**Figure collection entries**
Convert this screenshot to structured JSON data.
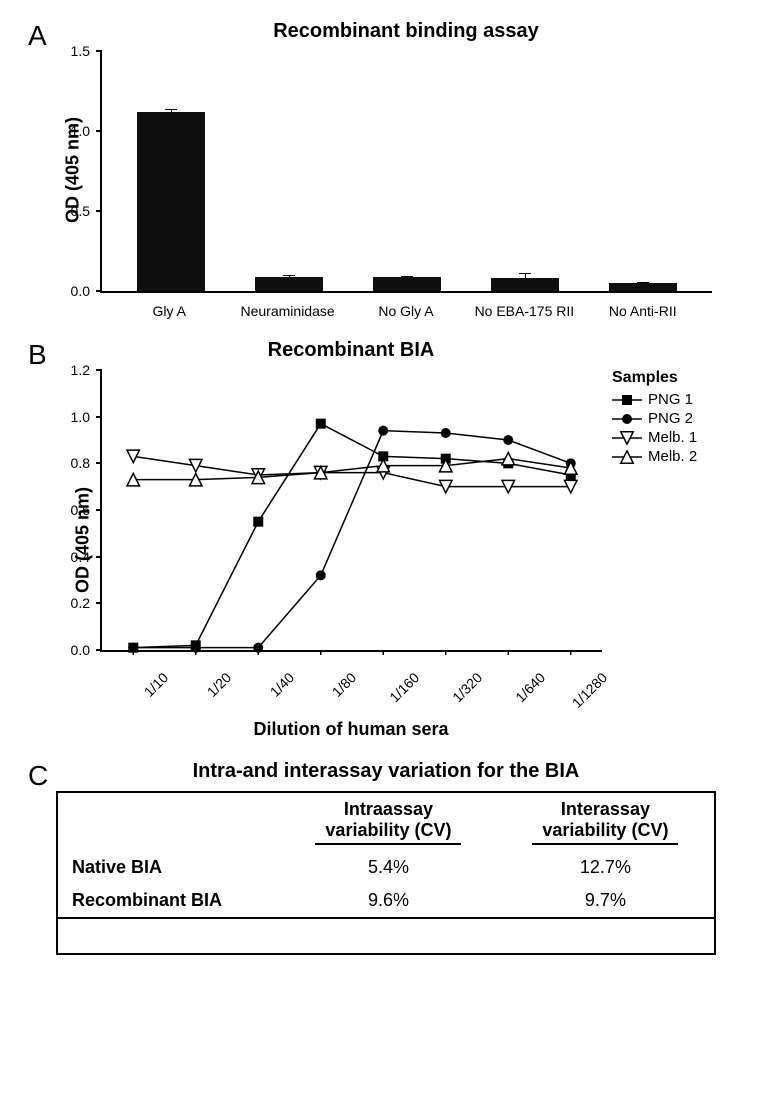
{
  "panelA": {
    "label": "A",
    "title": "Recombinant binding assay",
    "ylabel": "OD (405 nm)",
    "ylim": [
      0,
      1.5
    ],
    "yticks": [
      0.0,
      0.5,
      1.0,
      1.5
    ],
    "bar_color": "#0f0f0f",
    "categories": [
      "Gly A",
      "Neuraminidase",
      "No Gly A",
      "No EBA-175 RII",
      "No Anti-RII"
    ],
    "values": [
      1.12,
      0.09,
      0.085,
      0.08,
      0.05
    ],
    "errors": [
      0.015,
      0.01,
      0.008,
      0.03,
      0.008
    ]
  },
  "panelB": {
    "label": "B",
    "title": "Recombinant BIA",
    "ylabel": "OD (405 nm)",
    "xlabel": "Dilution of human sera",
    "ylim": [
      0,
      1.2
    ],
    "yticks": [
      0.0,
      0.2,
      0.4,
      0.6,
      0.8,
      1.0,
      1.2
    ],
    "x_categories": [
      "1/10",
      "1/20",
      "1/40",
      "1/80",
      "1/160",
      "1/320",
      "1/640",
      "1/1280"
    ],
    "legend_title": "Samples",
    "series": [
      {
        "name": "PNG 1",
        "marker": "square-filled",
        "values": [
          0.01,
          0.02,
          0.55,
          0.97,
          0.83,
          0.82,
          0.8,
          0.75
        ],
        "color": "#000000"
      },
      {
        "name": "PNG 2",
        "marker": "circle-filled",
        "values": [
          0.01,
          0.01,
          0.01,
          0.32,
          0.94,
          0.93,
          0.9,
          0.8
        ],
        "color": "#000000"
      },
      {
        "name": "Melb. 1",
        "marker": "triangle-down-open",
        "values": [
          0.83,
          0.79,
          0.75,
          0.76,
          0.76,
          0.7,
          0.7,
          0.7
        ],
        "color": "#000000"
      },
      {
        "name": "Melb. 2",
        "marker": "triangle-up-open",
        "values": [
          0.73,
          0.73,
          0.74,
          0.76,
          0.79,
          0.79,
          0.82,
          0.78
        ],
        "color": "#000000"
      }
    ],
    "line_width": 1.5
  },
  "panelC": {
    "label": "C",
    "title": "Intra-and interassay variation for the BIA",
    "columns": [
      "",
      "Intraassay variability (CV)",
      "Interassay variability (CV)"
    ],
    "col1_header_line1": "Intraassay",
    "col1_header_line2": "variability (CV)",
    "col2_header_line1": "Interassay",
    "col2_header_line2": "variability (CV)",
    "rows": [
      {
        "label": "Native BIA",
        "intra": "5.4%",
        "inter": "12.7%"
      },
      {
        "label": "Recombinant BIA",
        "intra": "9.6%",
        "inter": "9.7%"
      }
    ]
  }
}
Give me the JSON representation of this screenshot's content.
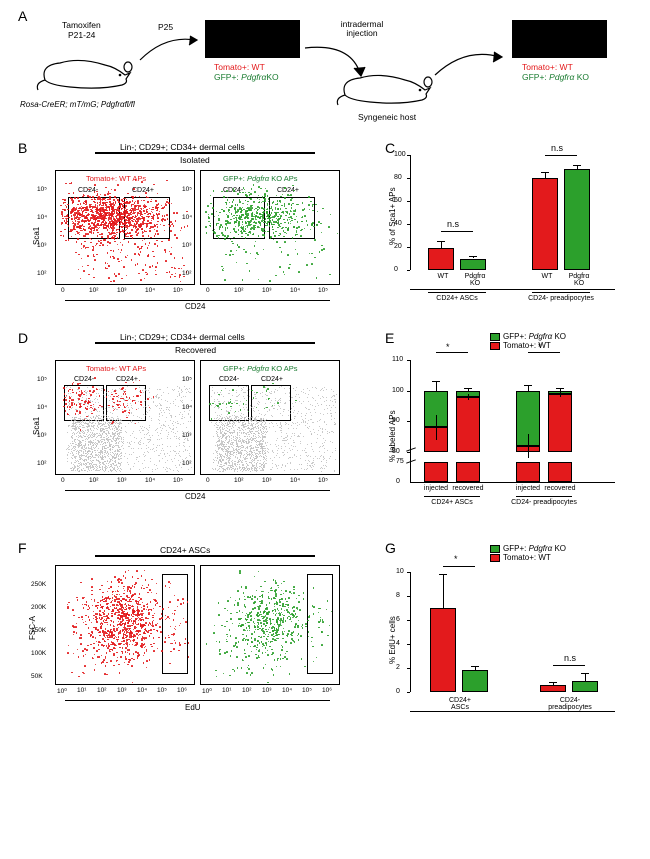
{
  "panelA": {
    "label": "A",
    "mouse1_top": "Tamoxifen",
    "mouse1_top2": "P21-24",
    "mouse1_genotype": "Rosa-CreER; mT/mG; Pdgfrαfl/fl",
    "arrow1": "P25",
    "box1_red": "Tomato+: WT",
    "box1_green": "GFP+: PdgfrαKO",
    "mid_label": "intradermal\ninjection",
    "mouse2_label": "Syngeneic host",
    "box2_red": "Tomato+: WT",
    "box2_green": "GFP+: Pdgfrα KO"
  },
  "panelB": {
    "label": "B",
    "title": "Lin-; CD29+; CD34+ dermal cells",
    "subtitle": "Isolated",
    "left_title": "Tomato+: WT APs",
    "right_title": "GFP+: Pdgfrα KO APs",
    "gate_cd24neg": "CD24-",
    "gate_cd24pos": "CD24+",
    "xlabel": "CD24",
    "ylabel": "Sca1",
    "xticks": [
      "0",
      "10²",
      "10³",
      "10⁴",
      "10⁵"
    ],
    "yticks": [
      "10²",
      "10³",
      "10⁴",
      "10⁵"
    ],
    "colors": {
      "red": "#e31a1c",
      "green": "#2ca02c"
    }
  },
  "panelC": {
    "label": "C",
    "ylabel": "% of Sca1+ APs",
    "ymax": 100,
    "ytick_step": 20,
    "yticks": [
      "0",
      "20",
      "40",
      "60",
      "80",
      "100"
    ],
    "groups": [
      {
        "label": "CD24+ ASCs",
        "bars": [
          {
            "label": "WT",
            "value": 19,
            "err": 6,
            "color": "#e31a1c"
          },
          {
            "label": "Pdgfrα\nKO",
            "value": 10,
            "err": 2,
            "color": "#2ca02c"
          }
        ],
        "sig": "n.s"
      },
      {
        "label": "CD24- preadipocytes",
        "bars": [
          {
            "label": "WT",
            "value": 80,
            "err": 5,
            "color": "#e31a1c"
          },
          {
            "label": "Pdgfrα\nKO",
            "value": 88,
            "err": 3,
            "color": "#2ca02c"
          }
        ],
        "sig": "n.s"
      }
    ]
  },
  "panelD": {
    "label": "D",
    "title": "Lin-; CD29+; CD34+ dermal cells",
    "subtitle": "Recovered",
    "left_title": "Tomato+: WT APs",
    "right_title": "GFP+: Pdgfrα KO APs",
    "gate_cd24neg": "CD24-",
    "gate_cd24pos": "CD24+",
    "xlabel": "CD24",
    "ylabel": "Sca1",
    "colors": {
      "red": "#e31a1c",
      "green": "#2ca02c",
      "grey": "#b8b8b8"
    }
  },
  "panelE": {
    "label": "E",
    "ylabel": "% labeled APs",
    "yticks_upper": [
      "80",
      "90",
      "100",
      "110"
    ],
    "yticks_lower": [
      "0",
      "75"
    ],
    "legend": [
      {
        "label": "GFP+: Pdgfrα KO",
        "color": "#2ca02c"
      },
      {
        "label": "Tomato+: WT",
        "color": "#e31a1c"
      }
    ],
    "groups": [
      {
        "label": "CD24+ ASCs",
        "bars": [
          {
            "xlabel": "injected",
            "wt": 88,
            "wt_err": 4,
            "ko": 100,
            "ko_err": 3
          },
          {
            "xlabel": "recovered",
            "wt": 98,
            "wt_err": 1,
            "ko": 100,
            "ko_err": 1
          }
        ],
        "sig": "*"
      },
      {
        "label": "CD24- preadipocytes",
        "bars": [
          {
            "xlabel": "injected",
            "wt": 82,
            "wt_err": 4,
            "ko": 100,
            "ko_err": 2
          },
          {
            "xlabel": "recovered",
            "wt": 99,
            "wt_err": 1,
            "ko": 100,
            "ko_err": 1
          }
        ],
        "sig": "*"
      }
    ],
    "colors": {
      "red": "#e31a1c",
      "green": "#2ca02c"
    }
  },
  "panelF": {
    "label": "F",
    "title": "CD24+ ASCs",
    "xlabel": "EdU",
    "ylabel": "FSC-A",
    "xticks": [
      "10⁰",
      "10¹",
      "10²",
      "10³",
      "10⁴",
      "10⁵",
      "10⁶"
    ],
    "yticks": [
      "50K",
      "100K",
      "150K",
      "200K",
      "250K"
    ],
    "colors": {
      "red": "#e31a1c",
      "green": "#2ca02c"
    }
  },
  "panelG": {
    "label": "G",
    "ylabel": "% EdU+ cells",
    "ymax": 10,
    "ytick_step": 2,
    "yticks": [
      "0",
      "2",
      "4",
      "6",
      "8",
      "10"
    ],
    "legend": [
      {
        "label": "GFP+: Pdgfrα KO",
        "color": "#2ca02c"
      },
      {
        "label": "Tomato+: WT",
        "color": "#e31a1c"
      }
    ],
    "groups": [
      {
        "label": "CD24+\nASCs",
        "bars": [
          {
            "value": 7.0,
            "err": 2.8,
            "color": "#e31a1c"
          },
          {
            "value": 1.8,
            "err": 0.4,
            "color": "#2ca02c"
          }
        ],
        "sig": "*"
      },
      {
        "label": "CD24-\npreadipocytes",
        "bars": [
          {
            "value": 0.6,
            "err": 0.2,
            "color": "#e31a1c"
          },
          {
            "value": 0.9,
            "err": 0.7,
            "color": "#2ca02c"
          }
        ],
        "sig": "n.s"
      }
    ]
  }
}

---

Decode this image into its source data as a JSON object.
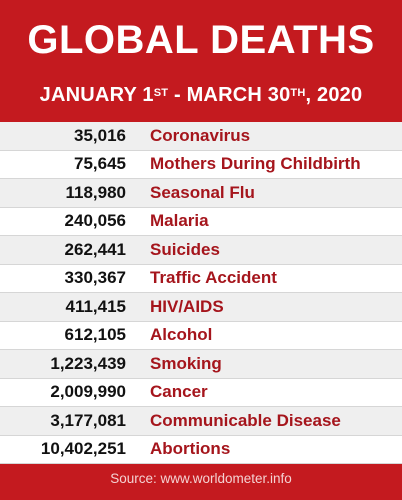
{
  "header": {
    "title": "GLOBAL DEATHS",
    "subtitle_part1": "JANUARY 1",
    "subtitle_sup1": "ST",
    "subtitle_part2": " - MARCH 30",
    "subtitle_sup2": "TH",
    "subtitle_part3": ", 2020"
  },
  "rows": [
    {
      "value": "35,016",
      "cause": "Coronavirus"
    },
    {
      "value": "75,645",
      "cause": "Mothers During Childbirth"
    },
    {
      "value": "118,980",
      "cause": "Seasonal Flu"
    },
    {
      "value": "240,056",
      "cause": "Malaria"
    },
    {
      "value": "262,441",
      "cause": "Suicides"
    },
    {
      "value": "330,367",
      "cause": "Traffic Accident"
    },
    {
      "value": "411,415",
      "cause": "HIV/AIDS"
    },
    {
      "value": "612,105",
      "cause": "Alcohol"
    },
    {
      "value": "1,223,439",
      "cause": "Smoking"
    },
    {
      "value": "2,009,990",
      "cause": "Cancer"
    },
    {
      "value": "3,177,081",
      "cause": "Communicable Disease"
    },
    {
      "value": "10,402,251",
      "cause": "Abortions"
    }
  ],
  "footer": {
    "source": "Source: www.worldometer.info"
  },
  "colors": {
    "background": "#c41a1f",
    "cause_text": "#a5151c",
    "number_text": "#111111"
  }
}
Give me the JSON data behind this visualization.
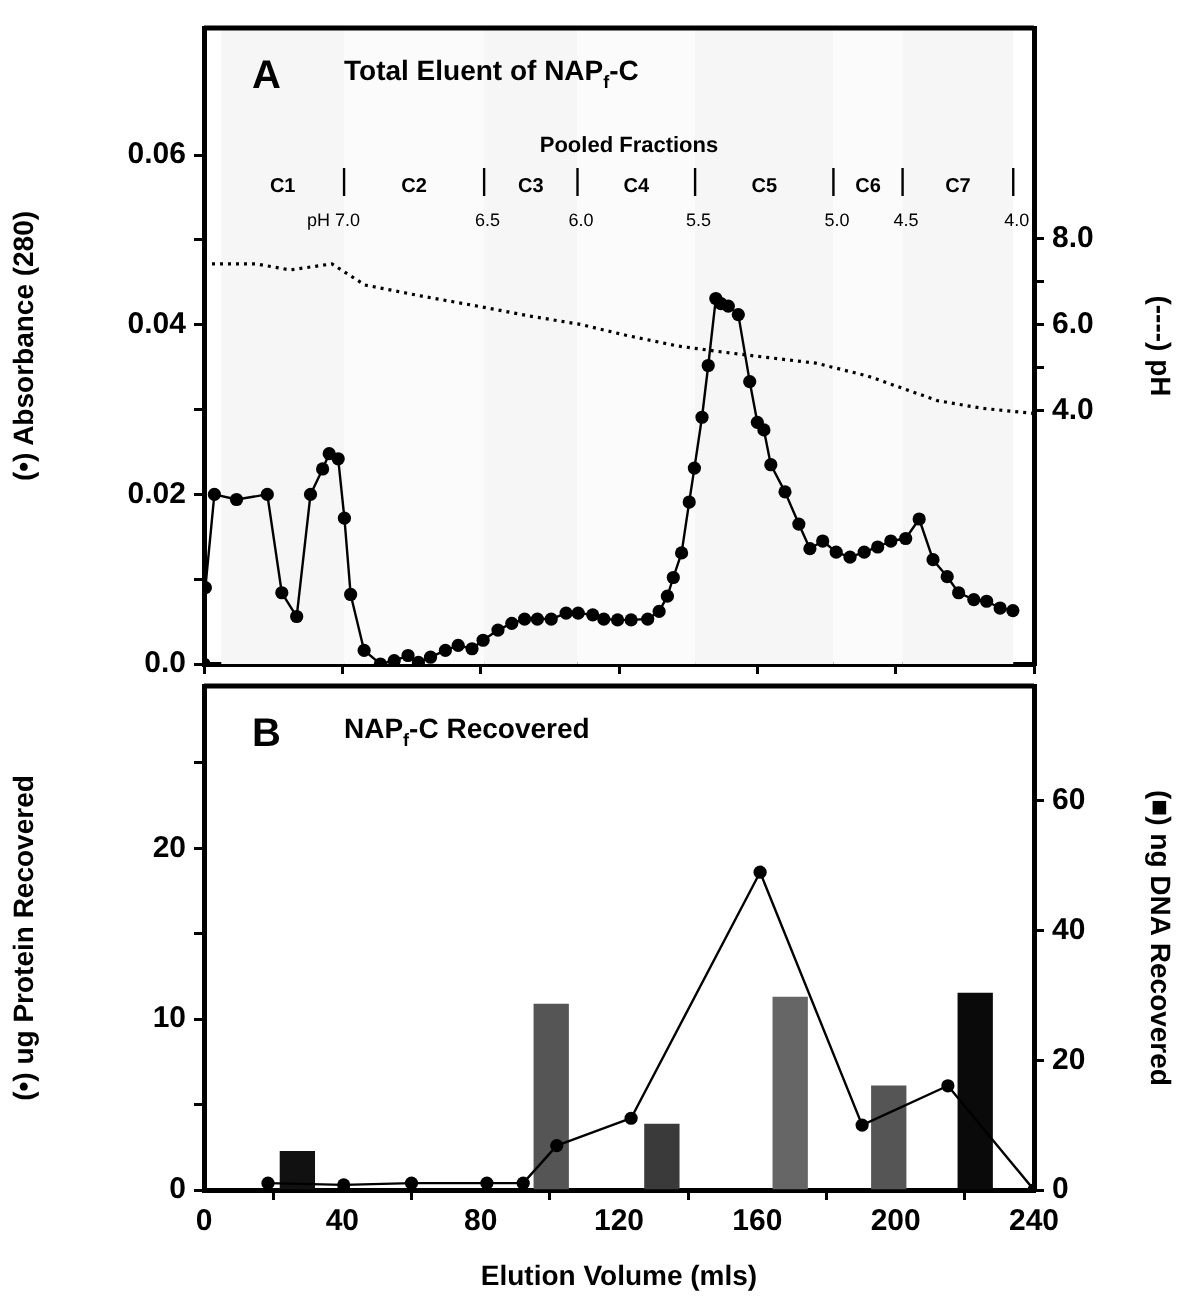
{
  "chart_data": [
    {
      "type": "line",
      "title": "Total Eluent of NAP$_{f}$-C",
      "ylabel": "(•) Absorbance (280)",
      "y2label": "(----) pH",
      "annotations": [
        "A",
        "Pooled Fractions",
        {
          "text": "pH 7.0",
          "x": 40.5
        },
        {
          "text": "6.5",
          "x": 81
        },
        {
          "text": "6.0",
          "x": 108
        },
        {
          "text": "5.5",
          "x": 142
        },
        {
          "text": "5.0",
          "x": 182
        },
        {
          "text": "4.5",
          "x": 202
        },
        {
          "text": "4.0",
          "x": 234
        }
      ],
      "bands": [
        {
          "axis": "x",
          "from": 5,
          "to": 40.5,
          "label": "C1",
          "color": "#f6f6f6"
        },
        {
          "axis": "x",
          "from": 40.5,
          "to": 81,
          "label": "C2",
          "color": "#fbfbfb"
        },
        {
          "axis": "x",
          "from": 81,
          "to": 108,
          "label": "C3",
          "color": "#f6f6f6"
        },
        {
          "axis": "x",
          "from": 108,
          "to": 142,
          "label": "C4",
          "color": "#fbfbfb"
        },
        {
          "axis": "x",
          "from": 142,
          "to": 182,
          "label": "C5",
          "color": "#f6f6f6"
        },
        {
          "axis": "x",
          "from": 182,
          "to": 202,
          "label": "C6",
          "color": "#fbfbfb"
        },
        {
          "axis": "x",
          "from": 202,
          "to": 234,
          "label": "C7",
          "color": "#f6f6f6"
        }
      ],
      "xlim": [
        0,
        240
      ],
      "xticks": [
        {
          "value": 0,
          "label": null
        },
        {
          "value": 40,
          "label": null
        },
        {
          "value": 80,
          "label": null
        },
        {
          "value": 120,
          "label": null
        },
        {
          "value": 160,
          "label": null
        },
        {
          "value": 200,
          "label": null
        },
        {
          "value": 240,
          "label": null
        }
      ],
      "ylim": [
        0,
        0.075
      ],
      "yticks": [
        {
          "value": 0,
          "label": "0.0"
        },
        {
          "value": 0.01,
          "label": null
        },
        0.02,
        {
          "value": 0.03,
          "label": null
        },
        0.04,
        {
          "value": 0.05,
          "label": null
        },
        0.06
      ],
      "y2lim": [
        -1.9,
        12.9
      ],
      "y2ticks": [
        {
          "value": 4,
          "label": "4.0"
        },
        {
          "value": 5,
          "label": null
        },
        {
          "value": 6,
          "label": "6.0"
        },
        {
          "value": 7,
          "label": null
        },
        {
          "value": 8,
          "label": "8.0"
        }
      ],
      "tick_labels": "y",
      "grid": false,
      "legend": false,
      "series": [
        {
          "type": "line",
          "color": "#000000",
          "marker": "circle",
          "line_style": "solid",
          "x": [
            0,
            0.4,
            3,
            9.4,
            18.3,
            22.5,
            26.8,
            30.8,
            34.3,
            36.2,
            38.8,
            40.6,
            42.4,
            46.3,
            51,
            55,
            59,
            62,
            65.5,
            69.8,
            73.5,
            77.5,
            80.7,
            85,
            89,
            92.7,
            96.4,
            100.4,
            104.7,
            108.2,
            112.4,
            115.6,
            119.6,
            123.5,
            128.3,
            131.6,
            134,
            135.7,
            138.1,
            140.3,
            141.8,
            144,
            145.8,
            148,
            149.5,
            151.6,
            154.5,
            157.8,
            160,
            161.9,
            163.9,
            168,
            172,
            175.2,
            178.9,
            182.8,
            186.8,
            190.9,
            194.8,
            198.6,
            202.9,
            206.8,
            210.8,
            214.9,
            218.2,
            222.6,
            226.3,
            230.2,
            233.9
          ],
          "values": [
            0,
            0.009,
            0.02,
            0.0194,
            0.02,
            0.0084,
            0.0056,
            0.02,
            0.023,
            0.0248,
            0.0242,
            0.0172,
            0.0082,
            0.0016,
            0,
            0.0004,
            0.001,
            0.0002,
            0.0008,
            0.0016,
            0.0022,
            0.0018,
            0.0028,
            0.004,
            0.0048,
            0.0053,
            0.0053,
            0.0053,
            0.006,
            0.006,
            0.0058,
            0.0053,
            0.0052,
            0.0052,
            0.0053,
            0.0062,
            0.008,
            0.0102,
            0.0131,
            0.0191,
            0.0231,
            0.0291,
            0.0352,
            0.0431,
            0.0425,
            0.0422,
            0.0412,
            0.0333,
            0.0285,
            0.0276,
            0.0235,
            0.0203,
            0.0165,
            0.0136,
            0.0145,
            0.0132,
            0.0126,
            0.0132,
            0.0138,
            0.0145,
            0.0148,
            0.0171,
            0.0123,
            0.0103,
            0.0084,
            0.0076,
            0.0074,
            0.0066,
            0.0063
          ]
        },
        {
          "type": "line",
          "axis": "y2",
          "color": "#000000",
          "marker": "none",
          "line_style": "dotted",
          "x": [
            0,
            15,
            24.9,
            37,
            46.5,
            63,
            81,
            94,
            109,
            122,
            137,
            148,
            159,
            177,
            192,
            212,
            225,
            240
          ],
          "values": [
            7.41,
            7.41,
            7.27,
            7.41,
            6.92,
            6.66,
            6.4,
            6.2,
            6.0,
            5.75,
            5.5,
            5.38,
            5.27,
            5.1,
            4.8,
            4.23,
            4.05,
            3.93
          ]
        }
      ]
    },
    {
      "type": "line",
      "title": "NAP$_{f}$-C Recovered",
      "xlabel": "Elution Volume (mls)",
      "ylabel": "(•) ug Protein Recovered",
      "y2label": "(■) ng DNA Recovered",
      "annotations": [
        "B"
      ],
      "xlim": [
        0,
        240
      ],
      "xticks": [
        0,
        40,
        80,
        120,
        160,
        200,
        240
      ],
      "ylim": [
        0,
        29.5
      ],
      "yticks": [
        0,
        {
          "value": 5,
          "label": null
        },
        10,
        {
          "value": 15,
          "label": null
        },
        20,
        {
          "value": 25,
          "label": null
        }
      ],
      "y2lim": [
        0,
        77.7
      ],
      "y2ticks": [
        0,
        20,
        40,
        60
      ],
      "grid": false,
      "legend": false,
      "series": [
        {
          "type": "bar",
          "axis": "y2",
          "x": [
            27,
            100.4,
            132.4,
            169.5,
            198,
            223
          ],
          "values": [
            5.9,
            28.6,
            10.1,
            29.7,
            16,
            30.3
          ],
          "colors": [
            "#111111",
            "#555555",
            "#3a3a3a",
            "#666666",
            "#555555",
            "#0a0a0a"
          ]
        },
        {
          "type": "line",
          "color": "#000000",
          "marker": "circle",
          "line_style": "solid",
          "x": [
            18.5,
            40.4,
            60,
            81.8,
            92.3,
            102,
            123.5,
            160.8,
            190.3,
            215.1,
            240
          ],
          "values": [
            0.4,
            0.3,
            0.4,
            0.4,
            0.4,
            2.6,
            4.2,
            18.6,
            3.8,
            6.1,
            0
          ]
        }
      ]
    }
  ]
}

**Work order**
Your task is to copy every line in the entries that holds the string "from".

**Answer for this exercise**
          "from": 5,
          "from": 40.5,
          "from": 81,
          "from": 108,
          "from": 142,
          "from": 182,
          "from": 202,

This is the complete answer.